■ **Task**
Your task is to copy every line of the entries that contains "sykdommer".

■ **Materials provided**
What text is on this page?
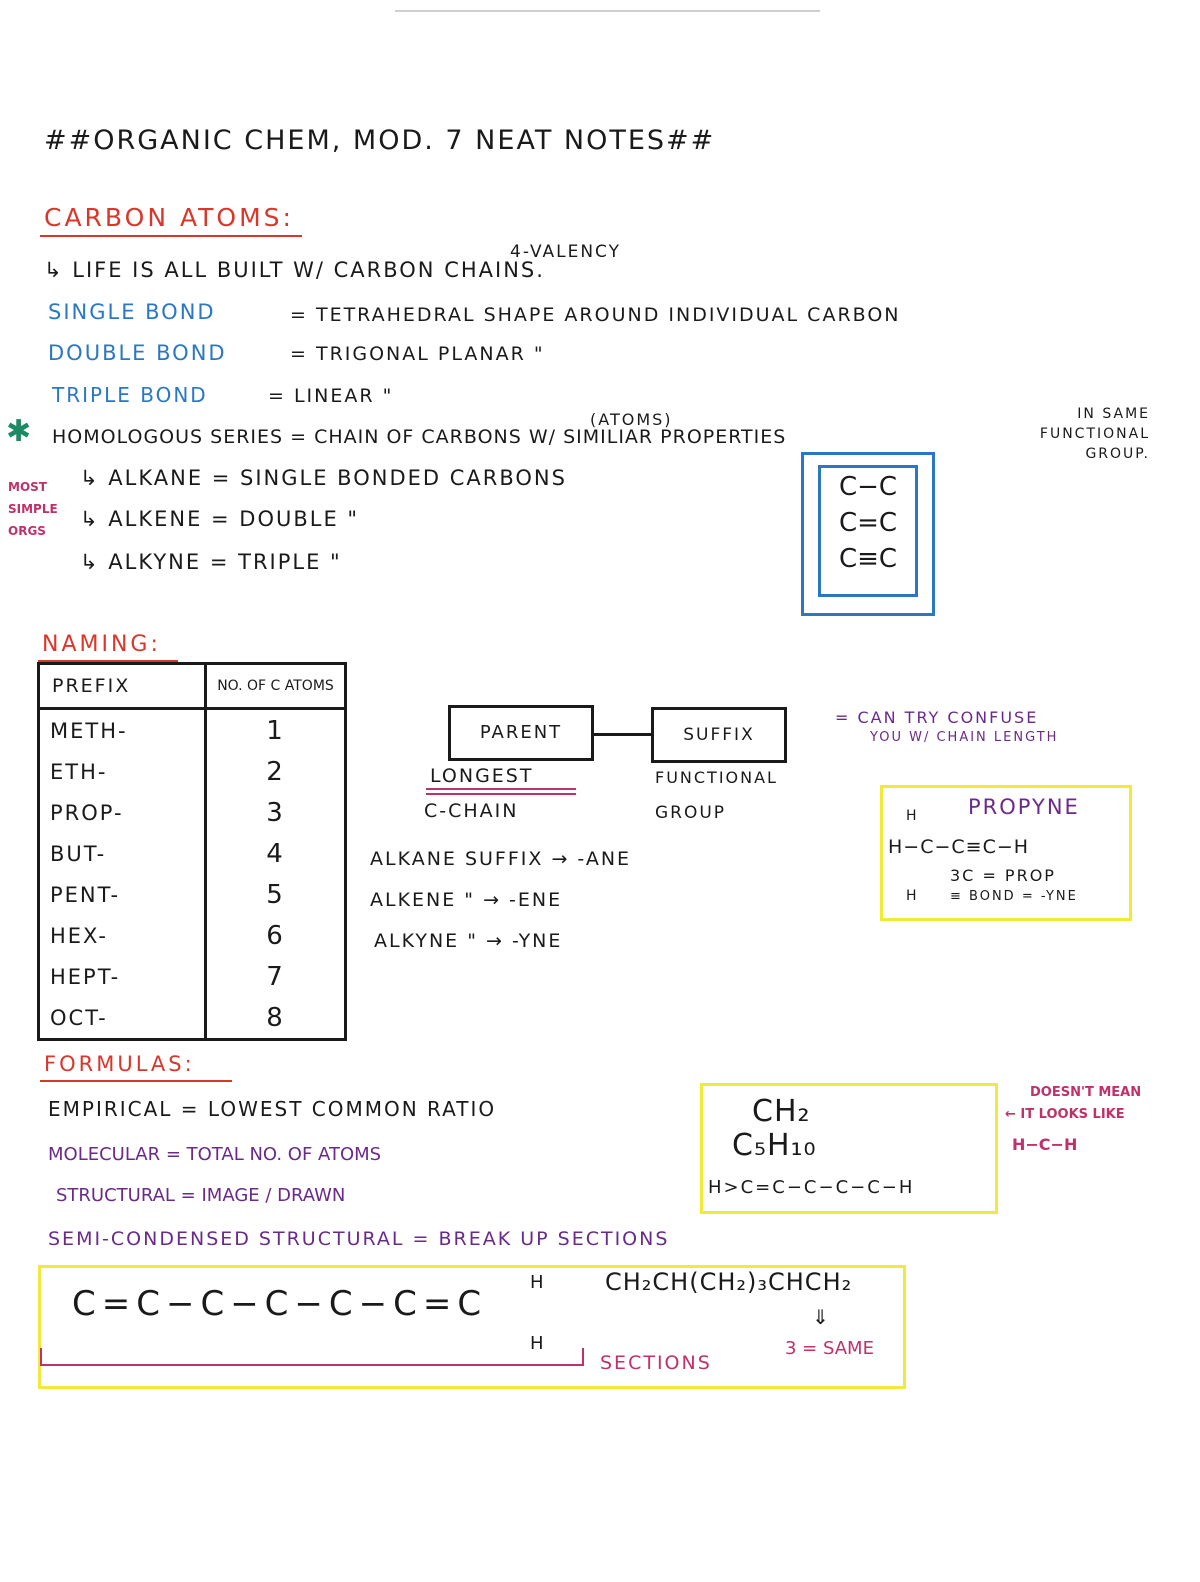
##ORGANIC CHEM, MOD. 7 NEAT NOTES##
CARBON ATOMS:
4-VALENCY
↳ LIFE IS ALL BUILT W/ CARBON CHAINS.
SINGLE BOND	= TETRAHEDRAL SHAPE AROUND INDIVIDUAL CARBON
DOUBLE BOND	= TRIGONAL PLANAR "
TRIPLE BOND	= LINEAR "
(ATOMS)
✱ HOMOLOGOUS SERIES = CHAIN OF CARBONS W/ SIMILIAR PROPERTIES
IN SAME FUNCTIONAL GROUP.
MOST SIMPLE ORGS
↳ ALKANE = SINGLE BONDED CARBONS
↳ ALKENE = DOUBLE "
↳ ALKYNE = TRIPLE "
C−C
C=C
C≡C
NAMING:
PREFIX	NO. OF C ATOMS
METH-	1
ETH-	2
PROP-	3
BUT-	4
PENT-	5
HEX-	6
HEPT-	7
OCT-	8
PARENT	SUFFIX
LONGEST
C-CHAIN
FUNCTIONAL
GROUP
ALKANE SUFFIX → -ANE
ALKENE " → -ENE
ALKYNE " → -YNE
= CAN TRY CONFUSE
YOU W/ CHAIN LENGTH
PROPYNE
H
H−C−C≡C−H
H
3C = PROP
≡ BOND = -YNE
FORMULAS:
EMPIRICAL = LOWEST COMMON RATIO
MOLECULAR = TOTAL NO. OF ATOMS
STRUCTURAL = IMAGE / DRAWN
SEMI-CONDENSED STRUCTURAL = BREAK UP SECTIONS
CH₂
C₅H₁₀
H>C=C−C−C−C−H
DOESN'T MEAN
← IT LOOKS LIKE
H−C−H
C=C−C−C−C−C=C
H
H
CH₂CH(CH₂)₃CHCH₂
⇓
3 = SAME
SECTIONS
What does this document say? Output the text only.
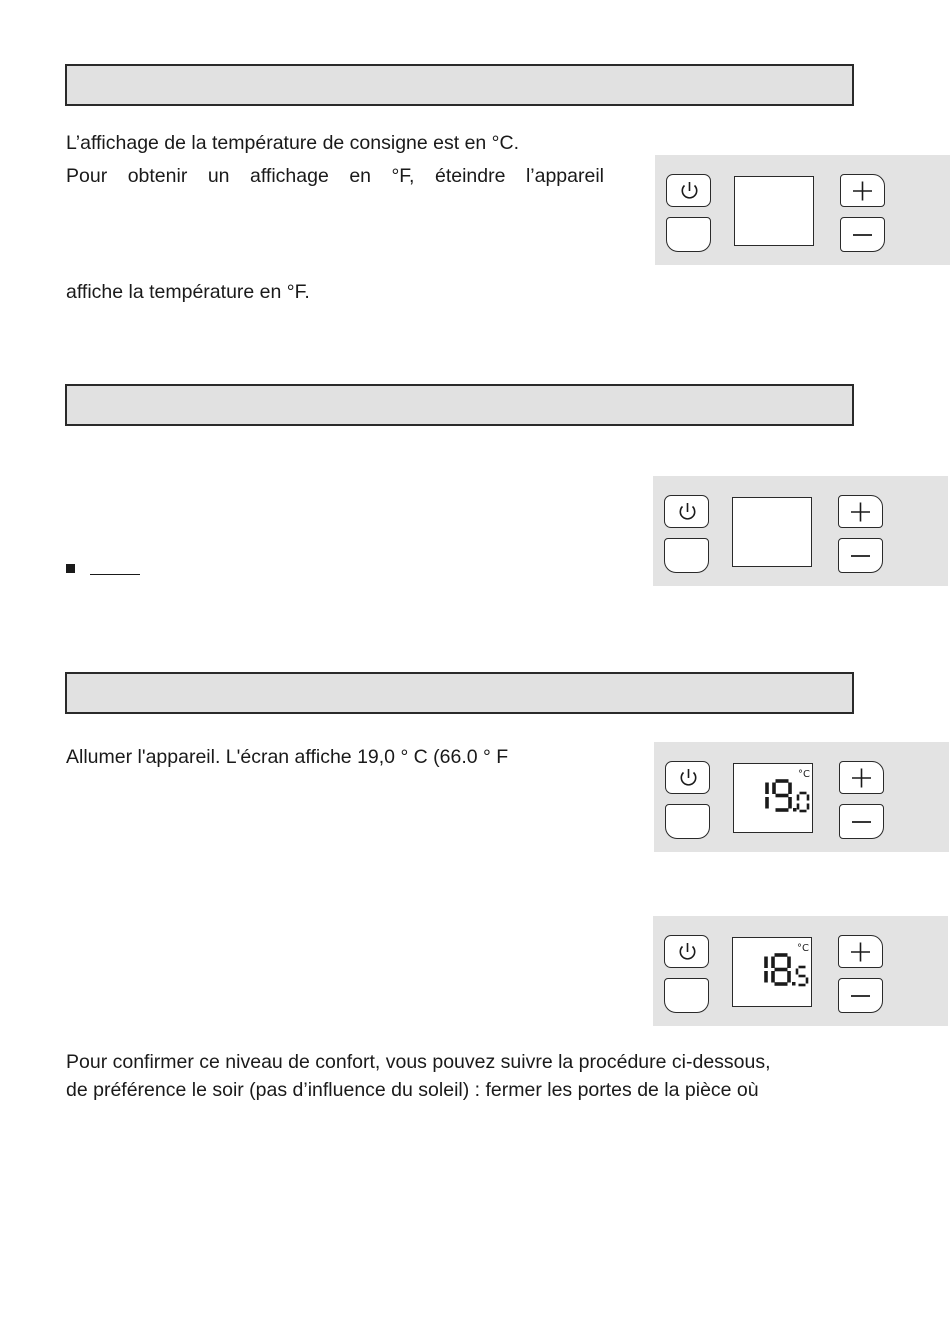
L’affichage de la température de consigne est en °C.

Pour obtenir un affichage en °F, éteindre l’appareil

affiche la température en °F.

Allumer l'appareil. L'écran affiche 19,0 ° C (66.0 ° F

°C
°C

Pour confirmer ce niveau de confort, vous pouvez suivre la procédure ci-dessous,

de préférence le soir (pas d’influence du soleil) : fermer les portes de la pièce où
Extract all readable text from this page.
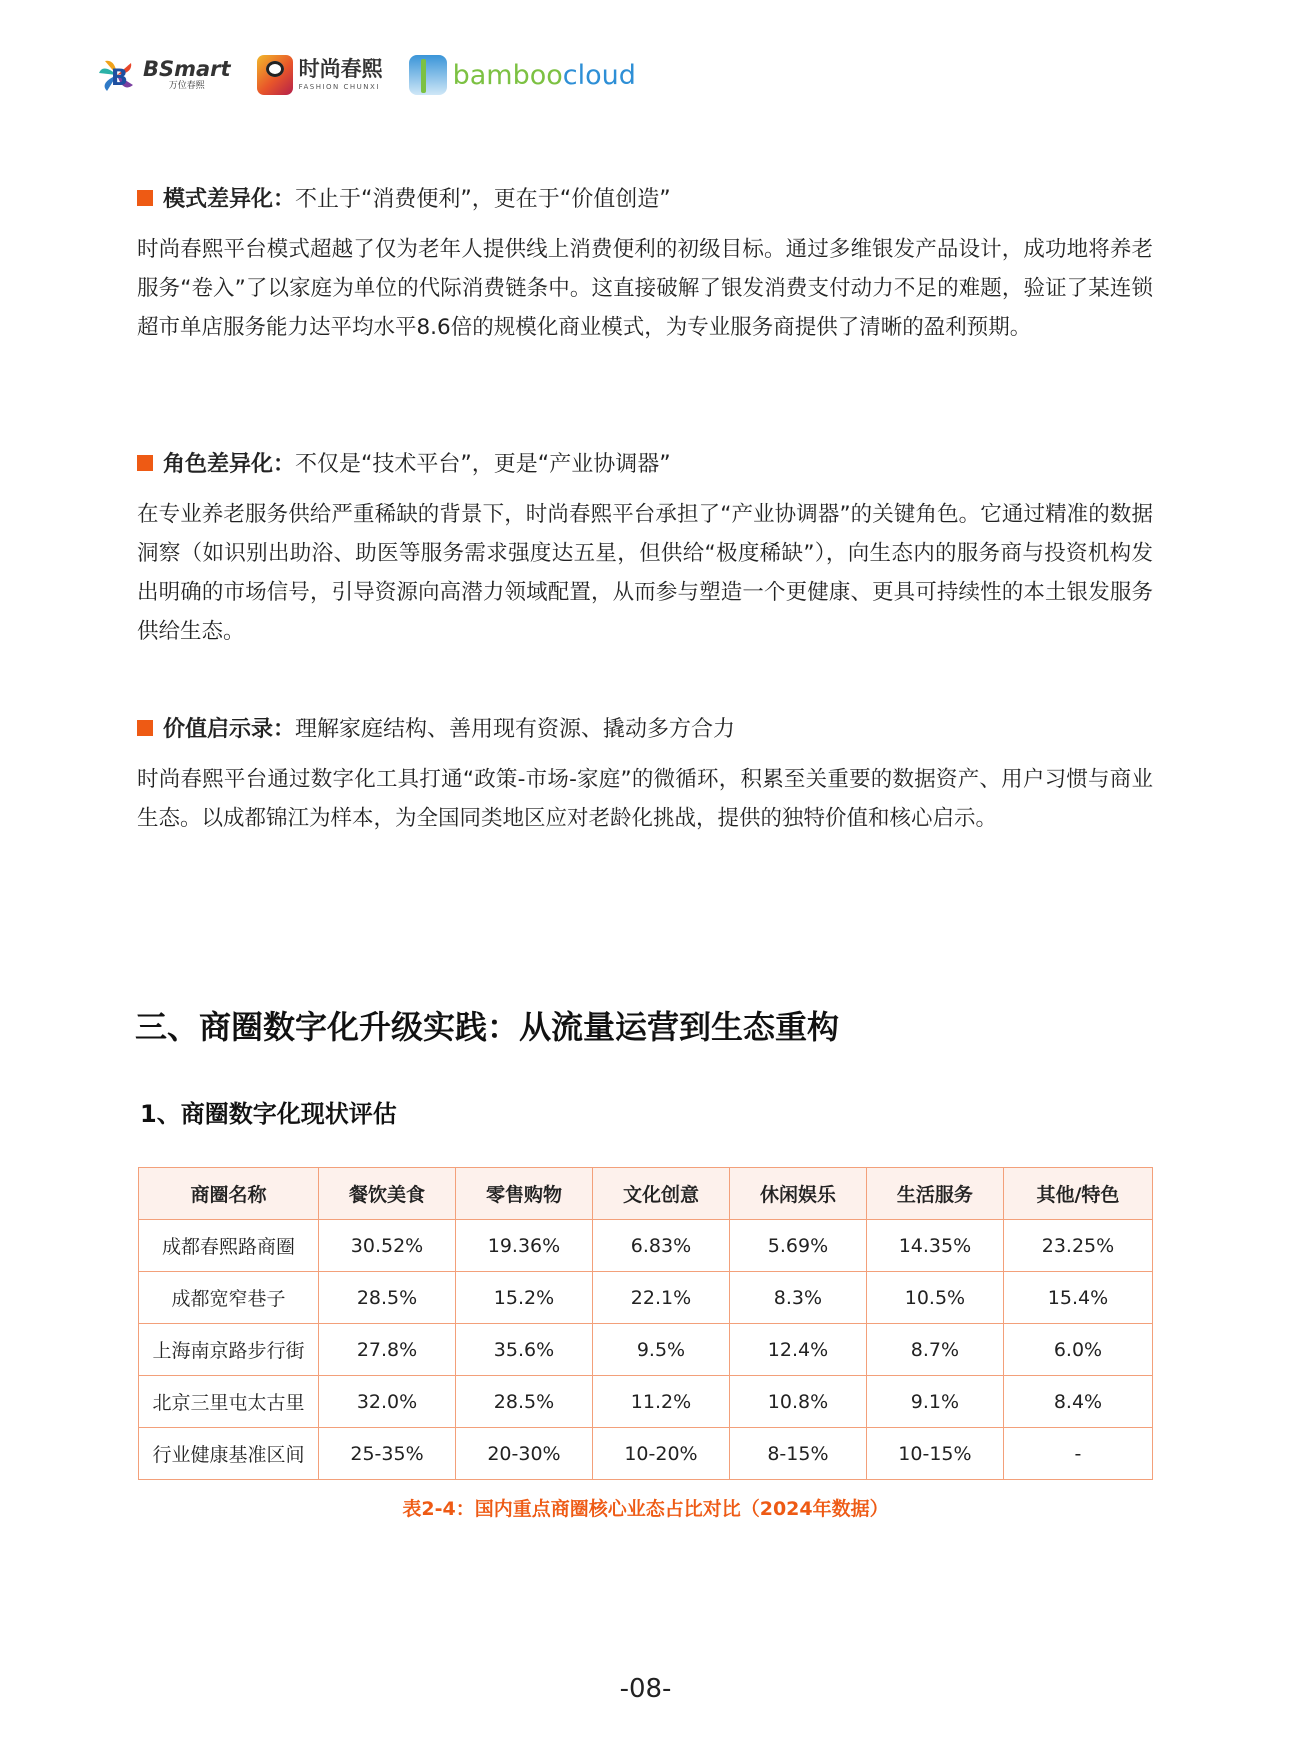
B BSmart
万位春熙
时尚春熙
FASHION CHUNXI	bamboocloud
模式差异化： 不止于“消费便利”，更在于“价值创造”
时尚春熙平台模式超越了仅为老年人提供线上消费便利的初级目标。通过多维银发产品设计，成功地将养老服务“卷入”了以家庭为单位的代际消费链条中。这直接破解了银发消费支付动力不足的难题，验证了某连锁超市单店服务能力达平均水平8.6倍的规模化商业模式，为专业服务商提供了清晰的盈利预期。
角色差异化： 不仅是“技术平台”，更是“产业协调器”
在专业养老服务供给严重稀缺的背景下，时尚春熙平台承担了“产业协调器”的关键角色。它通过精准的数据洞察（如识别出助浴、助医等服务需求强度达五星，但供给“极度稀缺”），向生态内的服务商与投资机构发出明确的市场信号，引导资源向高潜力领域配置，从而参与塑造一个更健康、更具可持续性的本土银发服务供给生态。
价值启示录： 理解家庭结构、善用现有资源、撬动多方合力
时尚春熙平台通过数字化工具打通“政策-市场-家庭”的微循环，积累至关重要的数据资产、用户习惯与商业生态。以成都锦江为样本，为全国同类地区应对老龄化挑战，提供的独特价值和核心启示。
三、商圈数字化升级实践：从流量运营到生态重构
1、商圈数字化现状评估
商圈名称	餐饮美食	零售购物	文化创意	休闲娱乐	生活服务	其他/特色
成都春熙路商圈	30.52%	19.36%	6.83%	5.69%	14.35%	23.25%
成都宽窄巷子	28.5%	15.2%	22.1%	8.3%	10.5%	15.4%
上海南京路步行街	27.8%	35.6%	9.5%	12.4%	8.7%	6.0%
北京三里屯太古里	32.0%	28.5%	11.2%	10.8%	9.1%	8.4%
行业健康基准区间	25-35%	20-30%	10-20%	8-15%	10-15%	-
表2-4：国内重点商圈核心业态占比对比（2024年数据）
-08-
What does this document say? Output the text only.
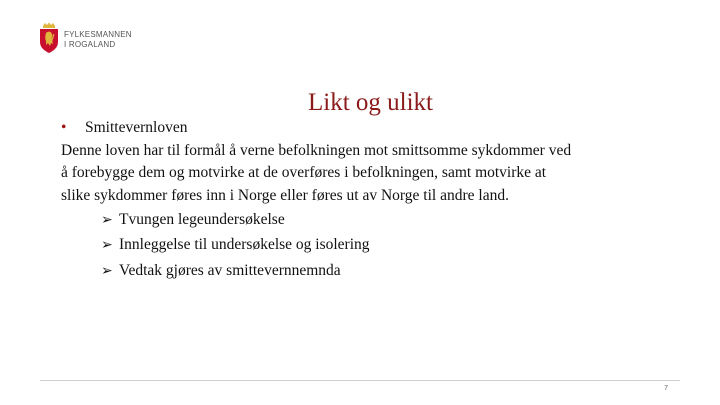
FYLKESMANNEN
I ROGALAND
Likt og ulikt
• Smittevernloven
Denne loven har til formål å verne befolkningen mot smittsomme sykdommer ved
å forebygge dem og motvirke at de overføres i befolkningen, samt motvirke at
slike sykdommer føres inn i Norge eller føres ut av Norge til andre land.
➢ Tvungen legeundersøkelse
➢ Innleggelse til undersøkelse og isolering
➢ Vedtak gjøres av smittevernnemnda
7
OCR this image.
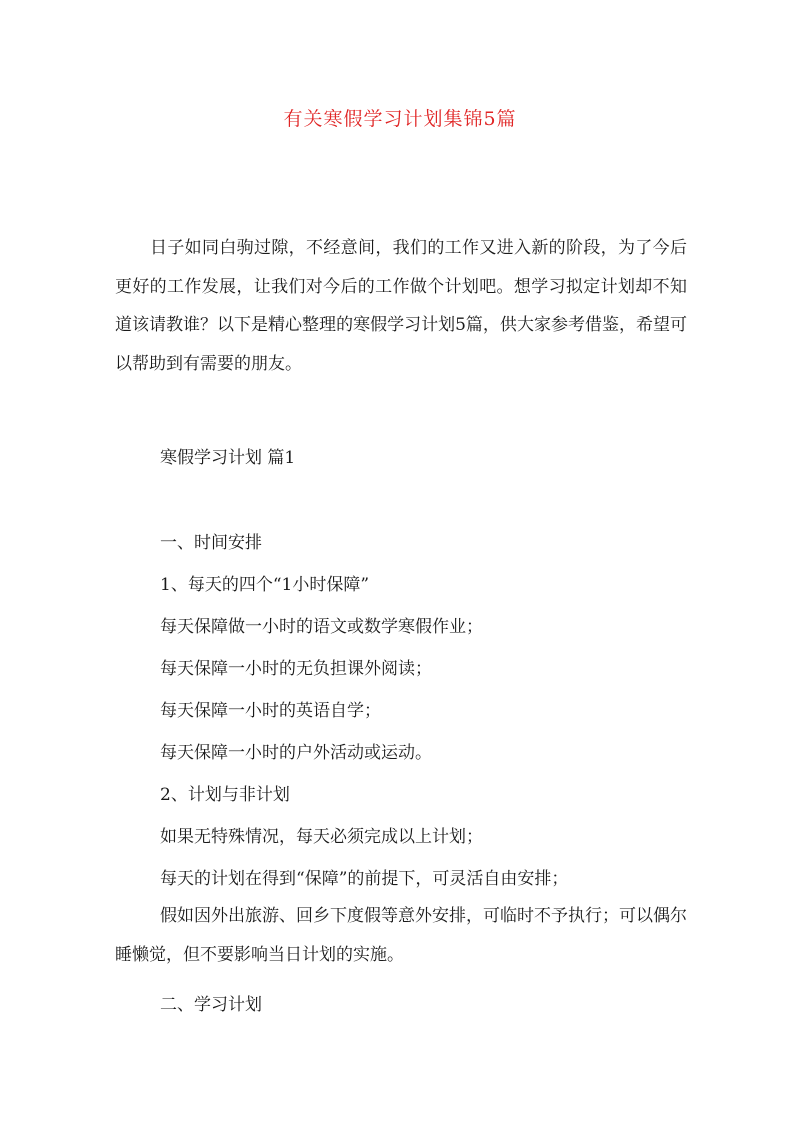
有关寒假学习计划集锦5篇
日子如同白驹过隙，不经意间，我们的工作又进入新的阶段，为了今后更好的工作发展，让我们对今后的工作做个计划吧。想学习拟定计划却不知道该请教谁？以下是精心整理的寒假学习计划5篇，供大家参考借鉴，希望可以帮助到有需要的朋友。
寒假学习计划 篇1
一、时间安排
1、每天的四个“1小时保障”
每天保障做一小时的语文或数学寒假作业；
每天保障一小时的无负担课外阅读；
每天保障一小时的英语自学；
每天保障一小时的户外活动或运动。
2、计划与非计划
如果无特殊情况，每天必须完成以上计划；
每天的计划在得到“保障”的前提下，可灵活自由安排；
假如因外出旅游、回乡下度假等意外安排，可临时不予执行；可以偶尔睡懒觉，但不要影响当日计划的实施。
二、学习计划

■ **Result**
Denne loven har til formål å verne befolkningen mot smittsomme sykdommer ved
slike sykdommer føres inn i Norge eller føres ut av Norge til andre land.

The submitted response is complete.